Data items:
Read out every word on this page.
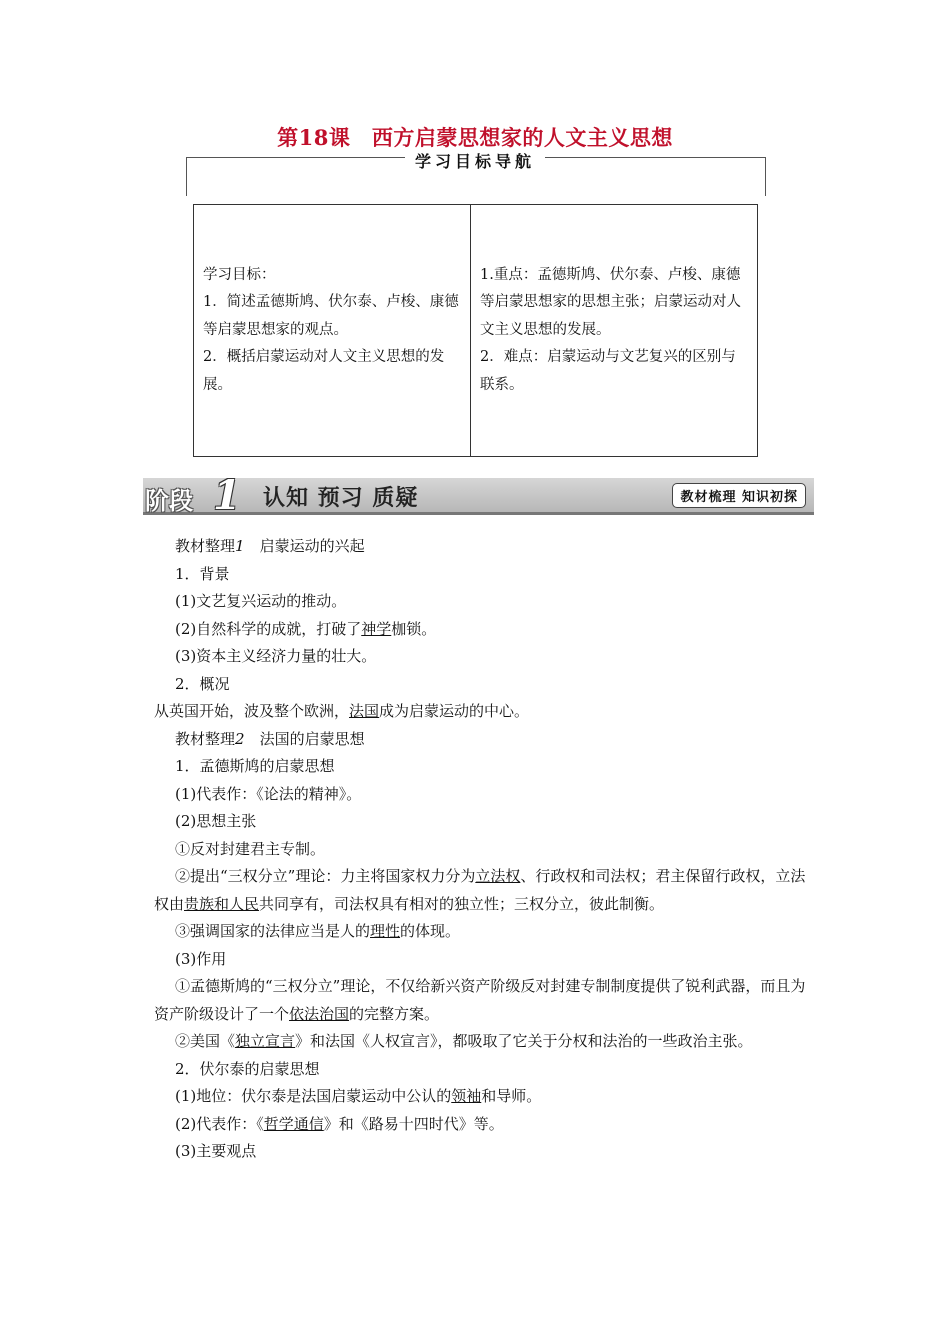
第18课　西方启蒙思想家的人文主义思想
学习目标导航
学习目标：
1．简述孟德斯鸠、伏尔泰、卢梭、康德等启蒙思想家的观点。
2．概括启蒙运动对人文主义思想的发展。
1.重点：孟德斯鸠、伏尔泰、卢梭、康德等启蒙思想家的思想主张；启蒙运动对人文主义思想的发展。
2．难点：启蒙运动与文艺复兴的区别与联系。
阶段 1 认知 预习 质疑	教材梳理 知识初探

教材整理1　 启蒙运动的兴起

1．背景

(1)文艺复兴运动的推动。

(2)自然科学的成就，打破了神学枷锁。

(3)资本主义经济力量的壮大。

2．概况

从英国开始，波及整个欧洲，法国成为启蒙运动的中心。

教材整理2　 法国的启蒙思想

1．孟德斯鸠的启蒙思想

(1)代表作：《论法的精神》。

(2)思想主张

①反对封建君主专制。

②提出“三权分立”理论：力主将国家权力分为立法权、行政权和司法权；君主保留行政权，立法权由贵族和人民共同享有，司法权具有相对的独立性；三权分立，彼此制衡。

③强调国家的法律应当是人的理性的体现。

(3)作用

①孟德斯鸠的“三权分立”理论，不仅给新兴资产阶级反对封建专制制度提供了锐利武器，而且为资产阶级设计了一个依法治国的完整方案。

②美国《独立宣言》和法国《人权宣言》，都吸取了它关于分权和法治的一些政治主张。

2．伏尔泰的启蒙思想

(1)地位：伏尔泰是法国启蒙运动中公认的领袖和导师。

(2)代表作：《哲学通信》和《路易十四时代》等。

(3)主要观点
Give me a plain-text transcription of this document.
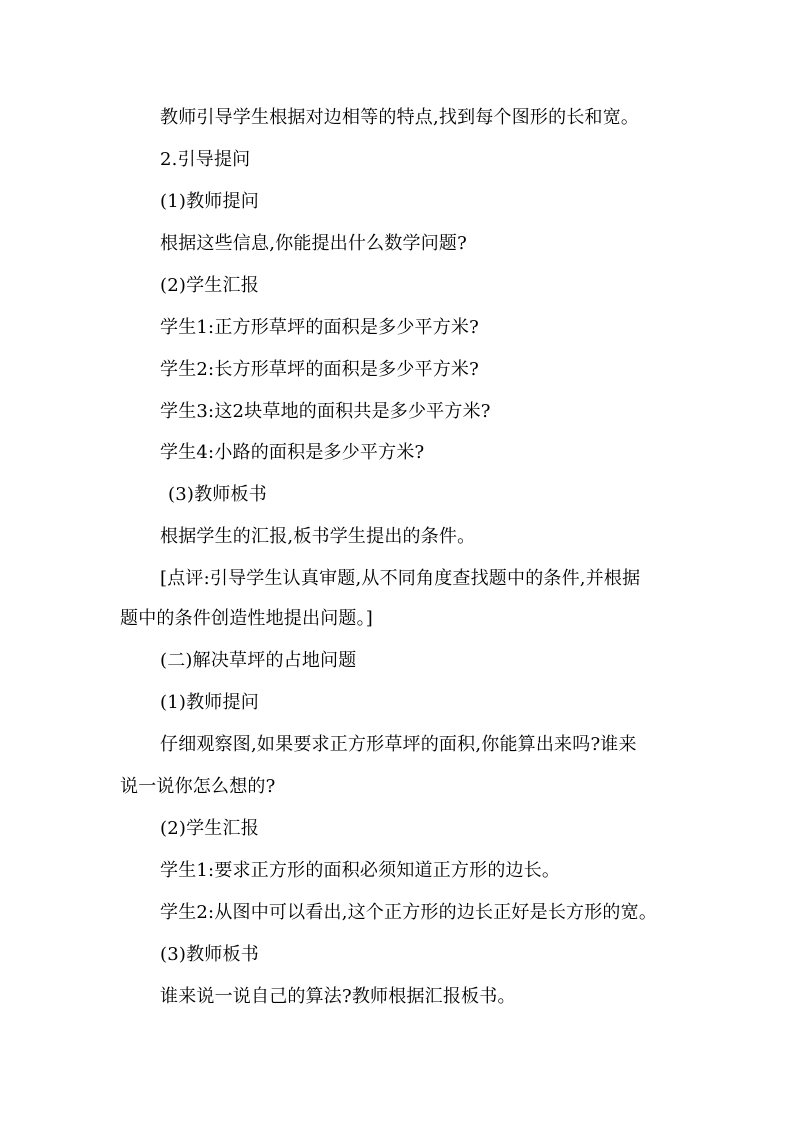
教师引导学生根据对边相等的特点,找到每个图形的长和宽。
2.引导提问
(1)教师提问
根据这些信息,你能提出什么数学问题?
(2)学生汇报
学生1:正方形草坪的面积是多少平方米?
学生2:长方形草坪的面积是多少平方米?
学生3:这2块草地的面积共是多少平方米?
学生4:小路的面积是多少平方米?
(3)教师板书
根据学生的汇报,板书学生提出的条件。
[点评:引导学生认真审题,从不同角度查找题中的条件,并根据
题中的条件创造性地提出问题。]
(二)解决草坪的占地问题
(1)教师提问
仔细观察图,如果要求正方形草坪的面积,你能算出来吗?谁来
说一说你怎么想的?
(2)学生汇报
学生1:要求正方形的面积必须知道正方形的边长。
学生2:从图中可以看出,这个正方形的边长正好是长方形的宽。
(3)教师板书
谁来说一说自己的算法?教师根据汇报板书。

# TASK BRIEF:
Search the entries for the word "三权分立" and gather every line where it appears.

# EXERCISE ANSWER:
②提出“三权分立”理论：力主将国家权力分为立法权、行政权和司法权；君主保留行政权，立法权由贵族和人民共同享有，司法权具有相对的独立性；三权分立，彼此制衡。
①孟德斯鸠的“三权分立”理论，不仅给新兴资产阶级反对封建专制制度提供了锐利武器，而且为资产阶级设计了一个依法治国的完整方案。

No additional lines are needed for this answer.